━━━━━ Material for the task
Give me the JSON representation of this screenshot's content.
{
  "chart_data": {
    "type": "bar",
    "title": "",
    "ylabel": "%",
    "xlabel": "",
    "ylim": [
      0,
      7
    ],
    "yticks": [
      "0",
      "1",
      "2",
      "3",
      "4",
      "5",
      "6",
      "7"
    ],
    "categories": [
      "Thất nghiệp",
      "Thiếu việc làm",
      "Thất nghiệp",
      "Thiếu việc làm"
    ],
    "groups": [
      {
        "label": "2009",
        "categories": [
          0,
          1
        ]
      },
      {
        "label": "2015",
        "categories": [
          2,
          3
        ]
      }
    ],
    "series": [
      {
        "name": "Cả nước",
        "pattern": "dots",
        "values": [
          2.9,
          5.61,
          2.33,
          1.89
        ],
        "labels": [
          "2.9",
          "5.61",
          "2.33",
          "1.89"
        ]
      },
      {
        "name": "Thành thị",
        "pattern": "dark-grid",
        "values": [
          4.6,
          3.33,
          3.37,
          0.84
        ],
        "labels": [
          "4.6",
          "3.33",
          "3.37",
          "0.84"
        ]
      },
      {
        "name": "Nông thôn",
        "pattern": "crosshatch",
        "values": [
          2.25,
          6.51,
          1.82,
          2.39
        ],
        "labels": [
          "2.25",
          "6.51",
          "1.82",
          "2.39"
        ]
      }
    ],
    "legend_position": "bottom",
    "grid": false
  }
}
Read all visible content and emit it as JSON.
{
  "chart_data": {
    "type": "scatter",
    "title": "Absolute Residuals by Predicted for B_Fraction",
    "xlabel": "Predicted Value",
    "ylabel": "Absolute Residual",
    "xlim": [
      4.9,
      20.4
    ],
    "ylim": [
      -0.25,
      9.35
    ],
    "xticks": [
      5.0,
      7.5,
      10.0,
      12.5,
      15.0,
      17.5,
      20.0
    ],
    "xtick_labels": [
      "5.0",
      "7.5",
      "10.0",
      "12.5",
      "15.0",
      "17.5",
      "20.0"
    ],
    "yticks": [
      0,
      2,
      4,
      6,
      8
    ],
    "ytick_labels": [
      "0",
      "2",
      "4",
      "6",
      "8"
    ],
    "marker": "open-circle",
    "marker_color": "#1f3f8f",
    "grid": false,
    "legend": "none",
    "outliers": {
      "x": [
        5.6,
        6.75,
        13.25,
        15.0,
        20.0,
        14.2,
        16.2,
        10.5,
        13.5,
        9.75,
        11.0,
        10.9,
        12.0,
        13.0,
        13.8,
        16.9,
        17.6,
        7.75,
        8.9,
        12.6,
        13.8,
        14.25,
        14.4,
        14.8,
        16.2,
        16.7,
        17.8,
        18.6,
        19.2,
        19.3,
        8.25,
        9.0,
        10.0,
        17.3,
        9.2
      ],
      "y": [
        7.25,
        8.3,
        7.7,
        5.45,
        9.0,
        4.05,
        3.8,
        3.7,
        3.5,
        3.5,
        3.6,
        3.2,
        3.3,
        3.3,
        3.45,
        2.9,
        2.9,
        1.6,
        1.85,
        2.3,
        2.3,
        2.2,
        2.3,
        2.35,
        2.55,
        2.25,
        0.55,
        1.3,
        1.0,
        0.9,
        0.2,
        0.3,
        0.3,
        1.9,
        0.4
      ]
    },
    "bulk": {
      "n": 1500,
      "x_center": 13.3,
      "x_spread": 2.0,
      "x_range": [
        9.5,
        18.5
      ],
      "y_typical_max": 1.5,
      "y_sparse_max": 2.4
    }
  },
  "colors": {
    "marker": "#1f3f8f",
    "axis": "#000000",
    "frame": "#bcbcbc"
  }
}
━━━━━━━━━━
**Stated goal:**
Please reproduce the entire listing, exactly as shown.

**Output for this exercise:**
Give me the JSON representation of this screenshot's content.
{
  "chart_data": {
    "type": "bar",
    "title": "",
    "ylabel": "%",
    "xlabel": "",
    "ylim": [
      0,
      7
    ],
    "yticks": [
      "0",
      "1",
      "2",
      "3",
      "4",
      "5",
      "6",
      "7"
    ],
    "categories": [
      "Thất nghiệp",
      "Thiếu việc làm",
      "Thất nghiệp",
      "Thiếu việc làm"
    ],
    "groups": [
      {
        "label": "2009",
        "categories": [
          0,
          1
        ]
      },
      {
        "label": "2015",
        "categories": [
          2,
          3
        ]
      }
    ],
    "series": [
      {
        "name": "Cả nước",
        "pattern": "dots",
        "values": [
          2.9,
          5.61,
          2.33,
          1.89
        ],
        "labels": [
          "2.9",
          "5.61",
          "2.33",
          "1.89"
        ]
      },
      {
        "name": "Thành thị",
        "pattern": "dark-grid",
        "values": [
          4.6,
          3.33,
          3.37,
          0.84
        ],
        "labels": [
          "4.6",
          "3.33",
          "3.37",
          "0.84"
        ]
      },
      {
        "name": "Nông thôn",
        "pattern": "crosshatch",
        "values": [
          2.25,
          6.51,
          1.82,
          2.39
        ],
        "labels": [
          "2.25",
          "6.51",
          "1.82",
          "2.39"
        ]
      }
    ],
    "legend_position": "bottom",
    "grid": false
  }
}
Read all visible content and emit it as JSON.
{
  "chart_data": {
    "type": "scatter",
    "title": "Absolute Residuals by Predicted for B_Fraction",
    "xlabel": "Predicted Value",
    "ylabel": "Absolute Residual",
    "xlim": [
      4.9,
      20.4
    ],
    "ylim": [
      -0.25,
      9.35
    ],
    "xticks": [
      5.0,
      7.5,
      10.0,
      12.5,
      15.0,
      17.5,
      20.0
    ],
    "xtick_labels": [
      "5.0",
      "7.5",
      "10.0",
      "12.5",
      "15.0",
      "17.5",
      "20.0"
    ],
    "yticks": [
      0,
      2,
      4,
      6,
      8
    ],
    "ytick_labels": [
      "0",
      "2",
      "4",
      "6",
      "8"
    ],
    "marker": "open-circle",
    "marker_color": "#1f3f8f",
    "grid": false,
    "legend": "none",
    "outliers": {
      "x": [
        5.6,
        6.75,
        13.25,
        15.0,
        20.0,
        14.2,
        16.2,
        10.5,
        13.5,
        9.75,
        11.0,
        10.9,
        12.0,
        13.0,
        13.8,
        16.9,
        17.6,
        7.75,
        8.9,
        12.6,
        13.8,
        14.25,
        14.4,
        14.8,
        16.2,
        16.7,
        17.8,
        18.6,
        19.2,
        19.3,
        8.25,
        9.0,
        10.0,
        17.3,
        9.2
      ],
      "y": [
        7.25,
        8.3,
        7.7,
        5.45,
        9.0,
        4.05,
        3.8,
        3.7,
        3.5,
        3.5,
        3.6,
        3.2,
        3.3,
        3.3,
        3.45,
        2.9,
        2.9,
        1.6,
        1.85,
        2.3,
        2.3,
        2.2,
        2.3,
        2.35,
        2.55,
        2.25,
        0.55,
        1.3,
        1.0,
        0.9,
        0.2,
        0.3,
        0.3,
        1.9,
        0.4
      ]
    },
    "bulk": {
      "n": 1500,
      "x_center": 13.3,
      "x_spread": 2.0,
      "x_range": [
        9.5,
        18.5
      ],
      "y_typical_max": 1.5,
      "y_sparse_max": 2.4
    }
  },
  "colors": {
    "marker": "#1f3f8f",
    "axis": "#000000",
    "frame": "#bcbcbc"
  }
}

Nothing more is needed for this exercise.